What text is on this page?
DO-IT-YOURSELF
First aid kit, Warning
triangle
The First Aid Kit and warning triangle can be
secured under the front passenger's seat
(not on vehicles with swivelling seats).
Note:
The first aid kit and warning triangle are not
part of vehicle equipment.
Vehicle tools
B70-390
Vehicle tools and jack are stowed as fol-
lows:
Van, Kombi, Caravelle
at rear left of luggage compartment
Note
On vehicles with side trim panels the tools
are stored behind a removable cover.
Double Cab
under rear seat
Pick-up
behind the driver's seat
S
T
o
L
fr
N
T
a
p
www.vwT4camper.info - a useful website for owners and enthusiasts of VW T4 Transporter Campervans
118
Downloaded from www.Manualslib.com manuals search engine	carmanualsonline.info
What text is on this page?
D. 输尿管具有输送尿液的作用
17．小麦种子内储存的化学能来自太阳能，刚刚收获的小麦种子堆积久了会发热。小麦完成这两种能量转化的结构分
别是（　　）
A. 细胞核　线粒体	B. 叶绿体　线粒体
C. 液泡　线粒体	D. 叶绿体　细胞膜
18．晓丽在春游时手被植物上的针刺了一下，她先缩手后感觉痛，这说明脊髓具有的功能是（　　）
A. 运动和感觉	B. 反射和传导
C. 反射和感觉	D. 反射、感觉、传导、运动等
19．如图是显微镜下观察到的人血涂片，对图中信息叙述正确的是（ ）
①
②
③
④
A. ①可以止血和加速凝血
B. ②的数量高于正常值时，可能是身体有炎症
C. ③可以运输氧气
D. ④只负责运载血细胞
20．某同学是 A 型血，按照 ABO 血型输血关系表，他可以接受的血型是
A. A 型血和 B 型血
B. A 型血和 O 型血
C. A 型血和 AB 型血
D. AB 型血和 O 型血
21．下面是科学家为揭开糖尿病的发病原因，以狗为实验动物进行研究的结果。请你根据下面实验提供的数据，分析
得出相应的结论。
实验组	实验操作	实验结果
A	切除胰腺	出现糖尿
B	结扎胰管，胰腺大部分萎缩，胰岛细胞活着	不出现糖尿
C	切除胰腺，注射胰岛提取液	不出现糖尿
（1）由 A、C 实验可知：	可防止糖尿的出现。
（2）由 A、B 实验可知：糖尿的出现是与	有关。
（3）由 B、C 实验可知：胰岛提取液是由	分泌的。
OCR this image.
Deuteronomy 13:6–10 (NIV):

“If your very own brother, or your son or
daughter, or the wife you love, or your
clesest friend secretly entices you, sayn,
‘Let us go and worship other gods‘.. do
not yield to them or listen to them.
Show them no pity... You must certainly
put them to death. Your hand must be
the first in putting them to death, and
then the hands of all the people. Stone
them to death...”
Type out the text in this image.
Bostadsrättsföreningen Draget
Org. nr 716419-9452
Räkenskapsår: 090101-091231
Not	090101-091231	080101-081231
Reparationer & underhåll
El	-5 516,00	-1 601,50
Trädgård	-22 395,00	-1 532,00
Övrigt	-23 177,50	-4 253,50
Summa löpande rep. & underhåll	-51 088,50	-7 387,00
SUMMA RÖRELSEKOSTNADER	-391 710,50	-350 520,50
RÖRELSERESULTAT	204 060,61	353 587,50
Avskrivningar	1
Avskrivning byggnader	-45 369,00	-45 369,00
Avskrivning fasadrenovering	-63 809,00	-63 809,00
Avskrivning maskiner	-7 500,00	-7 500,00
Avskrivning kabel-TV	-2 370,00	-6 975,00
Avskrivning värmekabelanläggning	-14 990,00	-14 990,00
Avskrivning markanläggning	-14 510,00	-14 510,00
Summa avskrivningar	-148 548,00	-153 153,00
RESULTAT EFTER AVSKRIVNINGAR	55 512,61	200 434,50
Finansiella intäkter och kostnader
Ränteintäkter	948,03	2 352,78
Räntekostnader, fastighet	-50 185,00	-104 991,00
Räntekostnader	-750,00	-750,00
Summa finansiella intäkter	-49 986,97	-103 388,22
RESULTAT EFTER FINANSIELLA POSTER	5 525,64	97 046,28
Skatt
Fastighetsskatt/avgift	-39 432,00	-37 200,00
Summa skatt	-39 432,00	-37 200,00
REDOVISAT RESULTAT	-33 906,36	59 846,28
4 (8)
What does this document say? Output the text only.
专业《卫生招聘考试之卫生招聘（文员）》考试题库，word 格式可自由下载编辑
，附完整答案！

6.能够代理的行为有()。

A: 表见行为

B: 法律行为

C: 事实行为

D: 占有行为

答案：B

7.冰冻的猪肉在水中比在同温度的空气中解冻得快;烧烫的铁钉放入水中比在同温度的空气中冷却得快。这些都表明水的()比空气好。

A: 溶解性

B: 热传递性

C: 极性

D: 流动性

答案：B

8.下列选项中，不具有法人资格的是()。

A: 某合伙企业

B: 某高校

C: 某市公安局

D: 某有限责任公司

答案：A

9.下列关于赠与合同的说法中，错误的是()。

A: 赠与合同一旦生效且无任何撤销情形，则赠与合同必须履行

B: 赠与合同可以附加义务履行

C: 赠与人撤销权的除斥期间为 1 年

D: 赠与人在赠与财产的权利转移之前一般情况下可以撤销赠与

......

> **Instruction**: Write only the number of lines in the data above that include "image".

> **Result**: 2